_THE REQUEST_.
Arrange the records as a Markdown table with the columns "Row" and "Line", numbering each row and leaving out blank lines. Begin at the line that contains "svg-text:$: $ bbox=[70, 1295, 87, 1322]" and stop after the line that contains "status-bar: 19:04 34.6".

_WORKING DATA_.
········

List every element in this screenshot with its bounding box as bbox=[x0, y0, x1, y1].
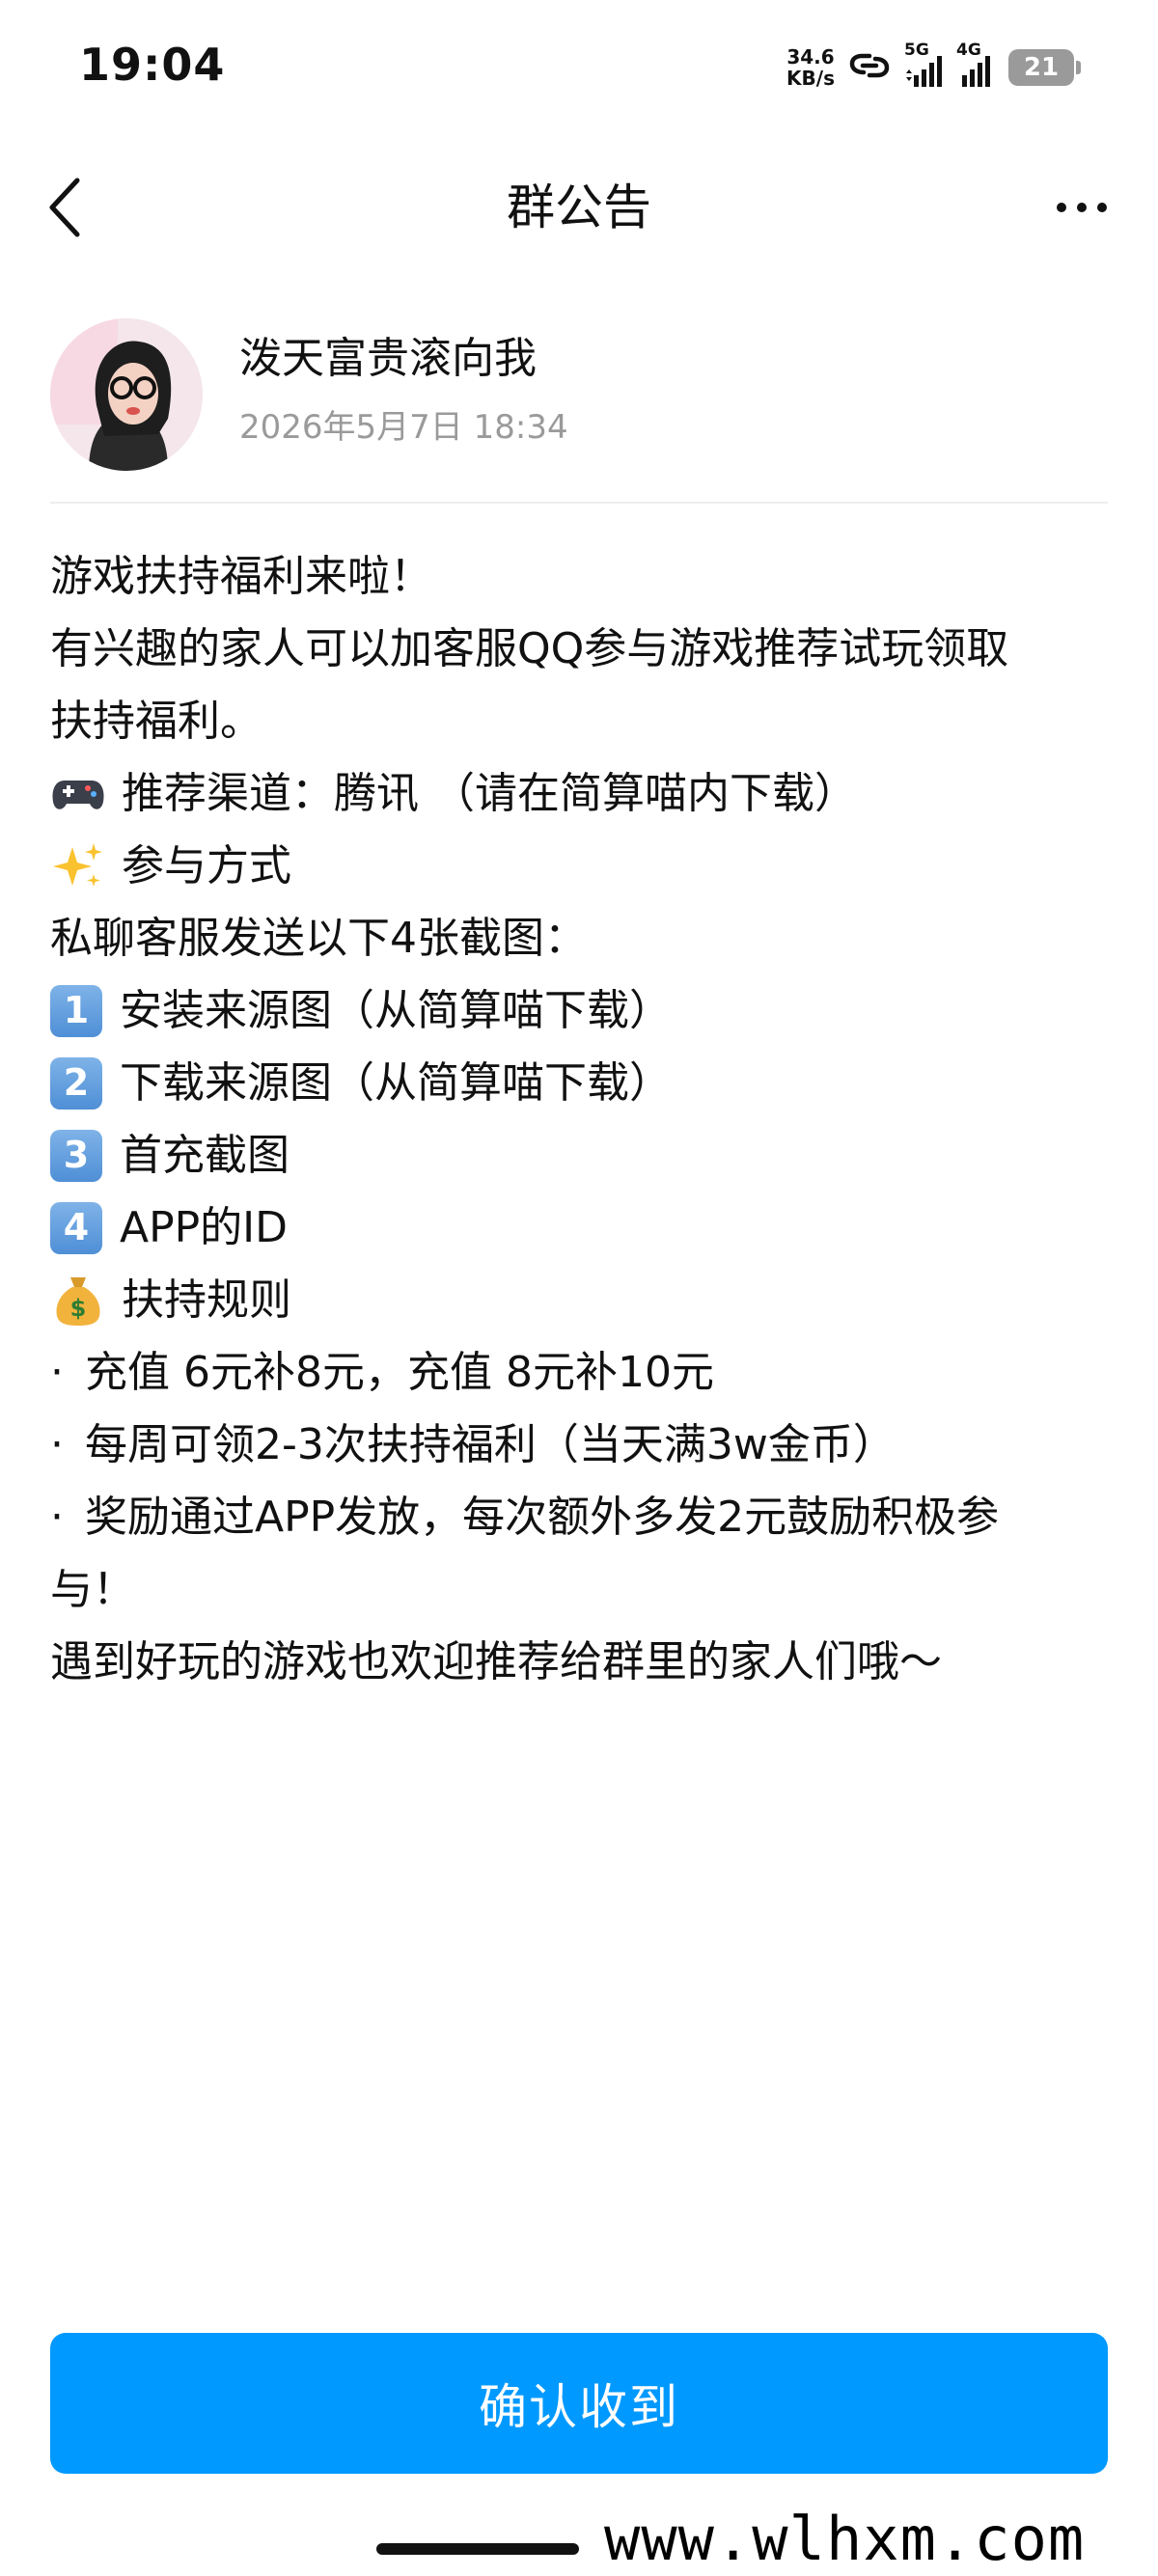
svg-text:$: $ bbox=[70, 1295, 87, 1322]
announcement-text: 有兴趣的家人可以加客服QQ参与游戏推荐试玩领取 bbox=[50, 624, 1009, 673]
battery-icon: 21 bbox=[1008, 49, 1074, 86]
battery-level: 21 bbox=[1023, 53, 1060, 82]
network-speed-value: 34.6 bbox=[786, 45, 835, 69]
more-dots-icon bbox=[1057, 203, 1107, 212]
announcement-text: 扶持规则 bbox=[122, 1275, 291, 1325]
announcement-text: 推荐渠道：腾讯 （请在简算喵内下载） bbox=[122, 769, 857, 818]
announcement-text: 安装来源图（从简算喵下载） bbox=[120, 986, 672, 1035]
status-icons: 34.6 KB/s 5G 4G 21 bbox=[786, 39, 1081, 96]
announcement-text: 每周可领2-3次扶持福利（当天满3w金币） bbox=[85, 1420, 896, 1469]
announcement-line: 扶持福利。 bbox=[50, 685, 1112, 757]
more-button[interactable] bbox=[1048, 174, 1116, 241]
announcement-line: 与！ bbox=[50, 1553, 1112, 1626]
announcement-line: 1 安装来源图（从简算喵下载） bbox=[50, 974, 1112, 1047]
page: 19:04 34.6 KB/s 5G 4G 21 群公告 泼天富贵滚向我 202… bbox=[0, 0, 1158, 2576]
announcement-text: 参与方式 bbox=[122, 841, 291, 891]
status-time: 19:04 bbox=[79, 39, 226, 91]
status-bar: 19:04 34.6 KB/s 5G 4G 21 bbox=[0, 0, 1158, 145]
page-title: 群公告 bbox=[507, 179, 651, 235]
announcement-text: 下载来源图（从简算喵下载） bbox=[120, 1058, 672, 1108]
announcement-line: 2 下载来源图（从简算喵下载） bbox=[50, 1047, 1112, 1119]
nav-bar: 群公告 bbox=[0, 145, 1158, 270]
announcement-line: $ 扶持规则 bbox=[50, 1264, 1112, 1336]
announcement-line: 游戏扶持福利来啦！ bbox=[50, 540, 1112, 613]
sparkles-icon bbox=[50, 838, 106, 894]
author-info: 泼天富贵滚向我 2026年5月7日 18:34 bbox=[50, 318, 1108, 502]
announcement-line: 参与方式 bbox=[50, 830, 1112, 902]
announcement-content: 游戏扶持福利来啦！ 有兴趣的家人可以加客服QQ参与游戏推荐试玩领取 扶持福利。 … bbox=[50, 540, 1112, 1698]
post-date: 2026年5月7日 18:34 bbox=[239, 408, 568, 447]
announcement-line: · 每周可领2-3次扶持福利（当天满3w金币） bbox=[50, 1409, 1112, 1481]
announcement-text: 充值 6元补8元，充值 8元补10元 bbox=[85, 1348, 714, 1397]
watermark: www.wlhxm.com bbox=[604, 2504, 1086, 2574]
network-speed-unit: KB/s bbox=[786, 67, 835, 90]
announcement-line: · 奖励通过APP发放，每次额外多发2元鼓励积极参 bbox=[50, 1481, 1112, 1553]
announcement-line: 3 首充截图 bbox=[50, 1119, 1112, 1192]
keycap-1-icon: 1 bbox=[50, 984, 102, 1037]
signal-5g: 5G bbox=[904, 41, 943, 89]
money-bag-icon: $ bbox=[50, 1273, 106, 1329]
home-indicator[interactable] bbox=[376, 2543, 579, 2555]
keycap-2-icon: 2 bbox=[50, 1056, 102, 1110]
signal-5g-label: 5G bbox=[904, 41, 929, 60]
confirm-received-button[interactable]: 确认收到 bbox=[50, 2333, 1108, 2474]
announcement-line: 遇到好玩的游戏也欢迎推荐给群里的家人们哦～ bbox=[50, 1626, 1112, 1698]
divider bbox=[50, 502, 1108, 504]
gamepad-icon bbox=[50, 766, 106, 822]
bullet: · bbox=[50, 1493, 64, 1542]
network-speed: 34.6 KB/s bbox=[786, 46, 835, 89]
announcement-text: 私聊客服发送以下4张截图： bbox=[50, 914, 587, 963]
announcement-text: 遇到好玩的游戏也欢迎推荐给群里的家人们哦～ bbox=[50, 1637, 942, 1686]
announcement-line: 推荐渠道：腾讯 （请在简算喵内下载） bbox=[50, 757, 1112, 830]
author-name: 泼天富贵滚向我 bbox=[239, 334, 537, 383]
battery-cap bbox=[1076, 61, 1081, 74]
announcement-line: 4 APP的ID bbox=[50, 1192, 1112, 1264]
announcement-text: 首充截图 bbox=[120, 1131, 290, 1180]
announcement-text: APP的ID bbox=[120, 1203, 289, 1252]
link-icon bbox=[848, 49, 891, 86]
signal-4g: 4G bbox=[956, 41, 995, 89]
announcement-text: 与！ bbox=[50, 1565, 135, 1614]
bullet: · bbox=[50, 1420, 64, 1469]
bullet: · bbox=[50, 1348, 64, 1397]
signal-4g-label: 4G bbox=[956, 41, 981, 60]
announcement-line: 私聊客服发送以下4张截图： bbox=[50, 902, 1112, 974]
announcement-text: 扶持福利。 bbox=[50, 697, 262, 746]
avatar[interactable] bbox=[50, 318, 203, 471]
keycap-3-icon: 3 bbox=[50, 1129, 102, 1182]
announcement-line: · 充值 6元补8元，充值 8元补10元 bbox=[50, 1336, 1112, 1409]
announcement-line: 有兴趣的家人可以加客服QQ参与游戏推荐试玩领取 bbox=[50, 613, 1112, 685]
keycap-4-icon: 4 bbox=[50, 1201, 102, 1254]
announcement-text: 奖励通过APP发放，每次额外多发2元鼓励积极参 bbox=[85, 1493, 1000, 1542]
announcement-text: 游戏扶持福利来啦！ bbox=[50, 552, 432, 601]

········

_SOLUTION TO THIS EXERCISE_.
| Row | Line |
|---|---|
| 1 | svg-text:$: $ bbox=[70, 1295, 87, 1322] |
| 2 | announcement-text: 有兴趣的家人可以加客服QQ参与游戏推荐试玩领取 bbox=[50, 624, 1009, 673] |
| 3 | battery-icon: 21 bbox=[1008, 49, 1074, 86] |
| 4 | battery-level: 21 bbox=[1023, 53, 1060, 82] |
| 5 | network-speed-value: 34.6 bbox=[786, 45, 835, 69] |
| 6 | more-dots-icon bbox=[1057, 203, 1107, 212] |
| 7 | announcement-text: 扶持规则 bbox=[122, 1275, 291, 1325] |
| 8 | announcement-text: 推荐渠道：腾讯 （请在简算喵内下载） bbox=[122, 769, 857, 818] |
| 9 | announcement-text: 安装来源图（从简算喵下载） bbox=[120, 986, 672, 1035] |
| 10 | status-icons: 34.6 KB/s 5G 4G 21 bbox=[786, 39, 1081, 96] |
| 11 | announcement-text: 每周可领2-3次扶持福利（当天满3w金币） bbox=[85, 1420, 896, 1469] |
| 12 | announcement-line: 扶持福利。 bbox=[50, 685, 1112, 757] |
| 13 | more-button[interactable] bbox=[1048, 174, 1116, 241] |
| 14 | announcement-line: 与！ bbox=[50, 1553, 1112, 1626] |
| 15 | announcement-line: 1 安装来源图（从简算喵下载） bbox=[50, 974, 1112, 1047] |
| 16 | page: 19:04 34.6 KB/s 5G 4G 21 群公告 泼天富贵滚向我 202… bbox=[0, 0, 1158, 2576] |
| 17 | announcement-text: 参与方式 bbox=[122, 841, 291, 891] |
| 18 | status-time: 19:04 bbox=[79, 39, 226, 91] |
| 19 | status-bar: 19:04 34.6 KB/s 5G 4G 21 bbox=[0, 0, 1158, 145] |